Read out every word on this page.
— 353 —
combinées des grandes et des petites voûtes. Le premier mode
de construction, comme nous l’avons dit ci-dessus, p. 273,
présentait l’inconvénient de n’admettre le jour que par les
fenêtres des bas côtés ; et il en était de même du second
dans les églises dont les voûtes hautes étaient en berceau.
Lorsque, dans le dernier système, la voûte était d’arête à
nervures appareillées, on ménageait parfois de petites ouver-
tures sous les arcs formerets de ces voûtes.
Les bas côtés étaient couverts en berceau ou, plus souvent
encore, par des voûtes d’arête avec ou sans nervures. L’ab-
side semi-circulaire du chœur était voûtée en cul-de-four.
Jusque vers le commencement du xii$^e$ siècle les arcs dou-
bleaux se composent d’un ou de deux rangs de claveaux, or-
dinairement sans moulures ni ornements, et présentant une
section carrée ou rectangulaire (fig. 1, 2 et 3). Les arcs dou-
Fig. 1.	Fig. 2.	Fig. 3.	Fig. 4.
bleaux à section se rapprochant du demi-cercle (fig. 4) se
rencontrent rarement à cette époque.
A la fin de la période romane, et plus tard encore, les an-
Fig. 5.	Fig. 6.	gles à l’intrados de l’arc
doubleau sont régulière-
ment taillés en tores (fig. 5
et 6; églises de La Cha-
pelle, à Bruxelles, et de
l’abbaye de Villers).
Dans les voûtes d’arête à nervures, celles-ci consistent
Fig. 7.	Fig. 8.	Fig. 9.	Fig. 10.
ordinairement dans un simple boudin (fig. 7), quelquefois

▶ **Directions for this task**: Look through the data above. Copy every line with the string "bleaux" in it.

▶ **Task answer**:
bleaux se composent d’un ou de deux rangs de claveaux, or-
bleaux à section se rapprochant du demi-cercle (fig. 4) se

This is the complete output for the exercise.